-- ENTRIES PROVIDED start --

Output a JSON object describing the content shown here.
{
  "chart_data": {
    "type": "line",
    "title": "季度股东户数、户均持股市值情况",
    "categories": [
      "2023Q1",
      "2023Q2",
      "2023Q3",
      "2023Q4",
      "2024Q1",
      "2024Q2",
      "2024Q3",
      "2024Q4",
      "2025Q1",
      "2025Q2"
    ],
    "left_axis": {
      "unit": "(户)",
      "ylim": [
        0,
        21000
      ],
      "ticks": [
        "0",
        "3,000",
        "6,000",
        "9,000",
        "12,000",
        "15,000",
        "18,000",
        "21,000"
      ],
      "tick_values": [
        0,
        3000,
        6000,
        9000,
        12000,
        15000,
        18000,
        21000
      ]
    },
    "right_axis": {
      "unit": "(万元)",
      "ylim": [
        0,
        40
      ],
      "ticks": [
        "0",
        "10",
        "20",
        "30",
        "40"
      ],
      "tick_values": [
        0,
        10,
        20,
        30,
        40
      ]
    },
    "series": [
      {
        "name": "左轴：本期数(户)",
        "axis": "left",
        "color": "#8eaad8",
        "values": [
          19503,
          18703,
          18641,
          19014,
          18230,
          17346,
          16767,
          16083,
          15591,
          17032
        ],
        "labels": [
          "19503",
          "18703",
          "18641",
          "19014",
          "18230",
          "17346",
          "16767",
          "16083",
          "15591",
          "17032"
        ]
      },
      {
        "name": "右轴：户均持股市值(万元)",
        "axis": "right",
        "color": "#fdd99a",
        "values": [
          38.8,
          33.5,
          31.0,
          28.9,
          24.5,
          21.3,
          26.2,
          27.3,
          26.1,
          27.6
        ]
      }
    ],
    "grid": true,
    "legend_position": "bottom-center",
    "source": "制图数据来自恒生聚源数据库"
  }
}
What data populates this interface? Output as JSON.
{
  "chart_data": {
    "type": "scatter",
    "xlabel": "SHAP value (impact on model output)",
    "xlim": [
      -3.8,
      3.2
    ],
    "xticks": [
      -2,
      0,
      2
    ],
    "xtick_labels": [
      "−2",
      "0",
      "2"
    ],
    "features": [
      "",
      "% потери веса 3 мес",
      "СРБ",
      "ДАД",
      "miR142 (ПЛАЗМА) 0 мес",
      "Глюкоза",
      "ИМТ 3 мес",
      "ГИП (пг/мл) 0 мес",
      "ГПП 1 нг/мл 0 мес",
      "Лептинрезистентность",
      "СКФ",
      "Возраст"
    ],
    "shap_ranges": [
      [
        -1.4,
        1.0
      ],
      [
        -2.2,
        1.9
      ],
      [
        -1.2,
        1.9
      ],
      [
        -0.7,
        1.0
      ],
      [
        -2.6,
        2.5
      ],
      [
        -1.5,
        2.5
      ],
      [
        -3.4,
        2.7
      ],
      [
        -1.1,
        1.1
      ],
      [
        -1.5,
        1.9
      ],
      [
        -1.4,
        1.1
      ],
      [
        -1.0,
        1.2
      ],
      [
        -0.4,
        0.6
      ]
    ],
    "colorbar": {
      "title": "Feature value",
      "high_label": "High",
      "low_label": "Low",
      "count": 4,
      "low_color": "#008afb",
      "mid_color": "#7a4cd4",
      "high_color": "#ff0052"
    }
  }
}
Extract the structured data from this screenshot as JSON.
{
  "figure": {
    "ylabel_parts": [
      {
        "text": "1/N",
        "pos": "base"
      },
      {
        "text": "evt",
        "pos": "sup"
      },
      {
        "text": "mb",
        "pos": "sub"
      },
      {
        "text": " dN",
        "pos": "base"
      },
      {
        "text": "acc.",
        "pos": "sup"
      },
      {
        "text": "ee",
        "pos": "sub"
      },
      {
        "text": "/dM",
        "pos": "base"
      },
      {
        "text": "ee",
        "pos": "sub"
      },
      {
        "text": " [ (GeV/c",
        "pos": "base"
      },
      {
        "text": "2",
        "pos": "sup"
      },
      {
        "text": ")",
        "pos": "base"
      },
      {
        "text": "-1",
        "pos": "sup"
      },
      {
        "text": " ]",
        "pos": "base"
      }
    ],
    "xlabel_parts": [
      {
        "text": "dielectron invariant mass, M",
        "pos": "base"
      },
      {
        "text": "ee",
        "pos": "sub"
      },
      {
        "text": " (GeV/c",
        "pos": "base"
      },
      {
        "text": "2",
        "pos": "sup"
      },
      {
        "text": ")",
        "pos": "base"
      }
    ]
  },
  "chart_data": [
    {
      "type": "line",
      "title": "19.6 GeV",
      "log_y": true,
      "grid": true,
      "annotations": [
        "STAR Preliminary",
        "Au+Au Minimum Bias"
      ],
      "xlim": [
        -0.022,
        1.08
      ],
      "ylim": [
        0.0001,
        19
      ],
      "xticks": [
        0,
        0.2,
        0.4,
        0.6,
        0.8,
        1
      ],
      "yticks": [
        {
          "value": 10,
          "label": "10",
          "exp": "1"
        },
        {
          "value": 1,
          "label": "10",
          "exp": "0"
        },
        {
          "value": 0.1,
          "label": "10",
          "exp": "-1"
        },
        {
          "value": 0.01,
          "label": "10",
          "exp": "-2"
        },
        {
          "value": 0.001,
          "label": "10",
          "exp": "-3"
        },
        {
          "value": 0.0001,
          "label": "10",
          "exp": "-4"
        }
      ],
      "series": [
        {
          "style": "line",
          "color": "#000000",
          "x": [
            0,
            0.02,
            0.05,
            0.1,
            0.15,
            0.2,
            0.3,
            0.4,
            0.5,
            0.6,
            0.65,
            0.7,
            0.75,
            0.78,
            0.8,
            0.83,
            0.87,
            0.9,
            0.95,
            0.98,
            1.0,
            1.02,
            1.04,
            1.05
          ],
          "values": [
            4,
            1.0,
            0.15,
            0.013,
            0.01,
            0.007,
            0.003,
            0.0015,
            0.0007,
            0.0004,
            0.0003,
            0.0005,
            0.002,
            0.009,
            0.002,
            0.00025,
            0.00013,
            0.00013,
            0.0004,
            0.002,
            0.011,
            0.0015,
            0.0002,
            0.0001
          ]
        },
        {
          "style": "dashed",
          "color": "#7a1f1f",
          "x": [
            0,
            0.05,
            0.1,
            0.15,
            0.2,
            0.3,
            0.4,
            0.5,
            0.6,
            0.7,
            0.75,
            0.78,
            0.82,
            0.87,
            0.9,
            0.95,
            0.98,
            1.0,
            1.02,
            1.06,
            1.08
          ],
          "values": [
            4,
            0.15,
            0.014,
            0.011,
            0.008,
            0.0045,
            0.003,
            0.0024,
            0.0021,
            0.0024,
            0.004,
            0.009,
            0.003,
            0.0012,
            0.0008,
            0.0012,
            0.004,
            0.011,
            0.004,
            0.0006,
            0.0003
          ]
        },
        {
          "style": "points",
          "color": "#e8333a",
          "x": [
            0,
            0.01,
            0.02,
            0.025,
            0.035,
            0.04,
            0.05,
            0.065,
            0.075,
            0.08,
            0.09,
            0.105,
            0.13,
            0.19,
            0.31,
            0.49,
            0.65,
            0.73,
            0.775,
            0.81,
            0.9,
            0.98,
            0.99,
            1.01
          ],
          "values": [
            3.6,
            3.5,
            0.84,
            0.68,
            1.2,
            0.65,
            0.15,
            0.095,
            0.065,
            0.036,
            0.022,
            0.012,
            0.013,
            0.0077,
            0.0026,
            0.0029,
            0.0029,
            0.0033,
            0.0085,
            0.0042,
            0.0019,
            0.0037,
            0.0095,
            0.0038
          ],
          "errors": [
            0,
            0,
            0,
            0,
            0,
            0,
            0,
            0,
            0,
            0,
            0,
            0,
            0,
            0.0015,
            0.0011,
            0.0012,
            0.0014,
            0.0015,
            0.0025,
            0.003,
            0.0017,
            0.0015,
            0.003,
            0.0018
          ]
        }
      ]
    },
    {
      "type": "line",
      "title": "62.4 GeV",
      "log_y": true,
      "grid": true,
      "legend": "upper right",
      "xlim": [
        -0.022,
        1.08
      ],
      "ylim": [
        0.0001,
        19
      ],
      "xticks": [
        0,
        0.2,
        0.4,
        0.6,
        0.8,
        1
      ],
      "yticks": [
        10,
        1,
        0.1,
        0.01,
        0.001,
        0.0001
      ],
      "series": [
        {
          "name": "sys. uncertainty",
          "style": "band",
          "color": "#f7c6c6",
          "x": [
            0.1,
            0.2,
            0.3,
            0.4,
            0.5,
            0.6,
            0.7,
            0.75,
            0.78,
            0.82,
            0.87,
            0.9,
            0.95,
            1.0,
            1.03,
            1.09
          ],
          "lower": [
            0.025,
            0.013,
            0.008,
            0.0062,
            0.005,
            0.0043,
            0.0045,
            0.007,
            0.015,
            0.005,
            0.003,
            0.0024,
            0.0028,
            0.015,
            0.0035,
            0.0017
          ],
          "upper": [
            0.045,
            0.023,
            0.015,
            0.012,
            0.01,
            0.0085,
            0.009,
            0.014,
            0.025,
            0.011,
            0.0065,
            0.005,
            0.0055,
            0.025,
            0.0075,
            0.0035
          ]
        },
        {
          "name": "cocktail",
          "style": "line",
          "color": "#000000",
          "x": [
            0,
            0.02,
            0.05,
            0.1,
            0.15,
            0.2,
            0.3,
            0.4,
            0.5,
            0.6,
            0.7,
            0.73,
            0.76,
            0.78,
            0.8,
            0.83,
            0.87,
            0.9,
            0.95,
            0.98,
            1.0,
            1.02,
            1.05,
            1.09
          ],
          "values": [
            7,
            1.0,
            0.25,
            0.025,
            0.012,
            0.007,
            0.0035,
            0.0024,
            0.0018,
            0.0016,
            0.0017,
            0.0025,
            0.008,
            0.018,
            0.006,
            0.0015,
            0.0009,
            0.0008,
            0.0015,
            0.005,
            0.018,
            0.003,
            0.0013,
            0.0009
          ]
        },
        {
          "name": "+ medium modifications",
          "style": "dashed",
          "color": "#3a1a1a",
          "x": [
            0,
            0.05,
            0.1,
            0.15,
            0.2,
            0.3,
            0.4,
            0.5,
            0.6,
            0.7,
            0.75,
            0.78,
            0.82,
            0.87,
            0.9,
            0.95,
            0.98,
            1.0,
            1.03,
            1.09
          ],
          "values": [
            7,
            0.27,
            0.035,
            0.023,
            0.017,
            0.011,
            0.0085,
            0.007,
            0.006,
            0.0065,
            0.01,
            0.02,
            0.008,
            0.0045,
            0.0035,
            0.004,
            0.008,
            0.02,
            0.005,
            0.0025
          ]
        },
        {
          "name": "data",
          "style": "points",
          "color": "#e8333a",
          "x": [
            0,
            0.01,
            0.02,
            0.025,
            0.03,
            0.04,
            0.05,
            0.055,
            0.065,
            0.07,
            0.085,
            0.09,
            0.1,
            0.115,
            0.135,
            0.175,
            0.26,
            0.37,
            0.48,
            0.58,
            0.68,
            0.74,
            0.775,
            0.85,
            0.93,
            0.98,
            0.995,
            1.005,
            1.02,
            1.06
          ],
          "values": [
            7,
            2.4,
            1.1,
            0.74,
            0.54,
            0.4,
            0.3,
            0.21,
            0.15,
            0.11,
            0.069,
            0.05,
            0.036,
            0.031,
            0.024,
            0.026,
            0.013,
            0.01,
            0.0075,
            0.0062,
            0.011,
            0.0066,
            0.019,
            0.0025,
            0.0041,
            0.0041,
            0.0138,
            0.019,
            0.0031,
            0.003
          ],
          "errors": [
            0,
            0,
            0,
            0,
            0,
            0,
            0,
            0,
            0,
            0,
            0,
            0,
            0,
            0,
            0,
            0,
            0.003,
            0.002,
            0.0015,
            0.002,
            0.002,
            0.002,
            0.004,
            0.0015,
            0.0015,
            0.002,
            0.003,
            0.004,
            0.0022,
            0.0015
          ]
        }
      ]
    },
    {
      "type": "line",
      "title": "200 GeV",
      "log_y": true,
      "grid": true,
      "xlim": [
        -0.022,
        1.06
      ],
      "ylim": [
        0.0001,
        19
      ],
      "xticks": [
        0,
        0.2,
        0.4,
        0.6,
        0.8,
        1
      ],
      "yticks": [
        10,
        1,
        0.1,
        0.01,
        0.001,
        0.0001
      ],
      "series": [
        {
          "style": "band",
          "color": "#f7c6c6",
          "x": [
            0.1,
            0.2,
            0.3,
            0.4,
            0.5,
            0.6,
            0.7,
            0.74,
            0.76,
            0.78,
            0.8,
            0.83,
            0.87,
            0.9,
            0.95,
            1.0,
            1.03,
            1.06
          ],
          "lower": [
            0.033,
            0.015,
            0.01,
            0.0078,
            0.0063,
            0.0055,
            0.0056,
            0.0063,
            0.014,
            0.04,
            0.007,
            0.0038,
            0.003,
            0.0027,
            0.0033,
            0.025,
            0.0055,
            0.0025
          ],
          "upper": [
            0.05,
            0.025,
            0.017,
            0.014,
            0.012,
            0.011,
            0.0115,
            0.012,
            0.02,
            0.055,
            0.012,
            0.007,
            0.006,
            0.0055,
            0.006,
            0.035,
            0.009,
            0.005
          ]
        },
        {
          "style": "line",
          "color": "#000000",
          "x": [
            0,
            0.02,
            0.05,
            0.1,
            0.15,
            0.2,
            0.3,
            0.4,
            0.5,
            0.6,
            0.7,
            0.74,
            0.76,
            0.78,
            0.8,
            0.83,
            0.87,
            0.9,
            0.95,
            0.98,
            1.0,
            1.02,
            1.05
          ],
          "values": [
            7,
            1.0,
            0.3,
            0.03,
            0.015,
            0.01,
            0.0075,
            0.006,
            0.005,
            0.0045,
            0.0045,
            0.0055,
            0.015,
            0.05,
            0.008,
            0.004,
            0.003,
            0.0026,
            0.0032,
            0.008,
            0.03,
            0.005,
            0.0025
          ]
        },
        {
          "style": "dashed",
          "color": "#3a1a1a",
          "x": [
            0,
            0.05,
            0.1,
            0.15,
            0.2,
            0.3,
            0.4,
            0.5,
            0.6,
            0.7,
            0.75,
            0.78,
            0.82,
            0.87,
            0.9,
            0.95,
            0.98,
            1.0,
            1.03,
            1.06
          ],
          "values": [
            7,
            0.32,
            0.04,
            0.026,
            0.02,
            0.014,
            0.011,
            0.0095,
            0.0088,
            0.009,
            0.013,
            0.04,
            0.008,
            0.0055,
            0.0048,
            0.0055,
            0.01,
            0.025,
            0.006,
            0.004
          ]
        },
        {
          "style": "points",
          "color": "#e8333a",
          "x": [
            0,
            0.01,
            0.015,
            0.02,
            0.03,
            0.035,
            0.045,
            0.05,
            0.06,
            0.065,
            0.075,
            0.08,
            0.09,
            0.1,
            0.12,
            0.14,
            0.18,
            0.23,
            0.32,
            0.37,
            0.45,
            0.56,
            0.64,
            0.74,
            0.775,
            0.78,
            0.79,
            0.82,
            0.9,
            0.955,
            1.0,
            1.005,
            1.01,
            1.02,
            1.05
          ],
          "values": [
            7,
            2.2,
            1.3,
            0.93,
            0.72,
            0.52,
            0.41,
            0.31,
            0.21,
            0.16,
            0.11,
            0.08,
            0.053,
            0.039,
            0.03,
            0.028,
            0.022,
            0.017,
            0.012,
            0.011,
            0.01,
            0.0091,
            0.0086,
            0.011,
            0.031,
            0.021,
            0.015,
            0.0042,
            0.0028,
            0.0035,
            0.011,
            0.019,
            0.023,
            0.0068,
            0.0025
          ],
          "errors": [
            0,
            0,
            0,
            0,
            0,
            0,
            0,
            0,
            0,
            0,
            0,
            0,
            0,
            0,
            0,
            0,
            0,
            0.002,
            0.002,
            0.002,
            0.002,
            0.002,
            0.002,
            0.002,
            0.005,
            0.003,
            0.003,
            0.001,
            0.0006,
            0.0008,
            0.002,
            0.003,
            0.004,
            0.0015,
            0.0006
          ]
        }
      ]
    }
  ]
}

-- ENTRIES PROVIDED end --

WHAT TO DO: Determine the number of lines in the listing that hold the word "this", and supply that number and nothing further.

FINAL RESULT: 2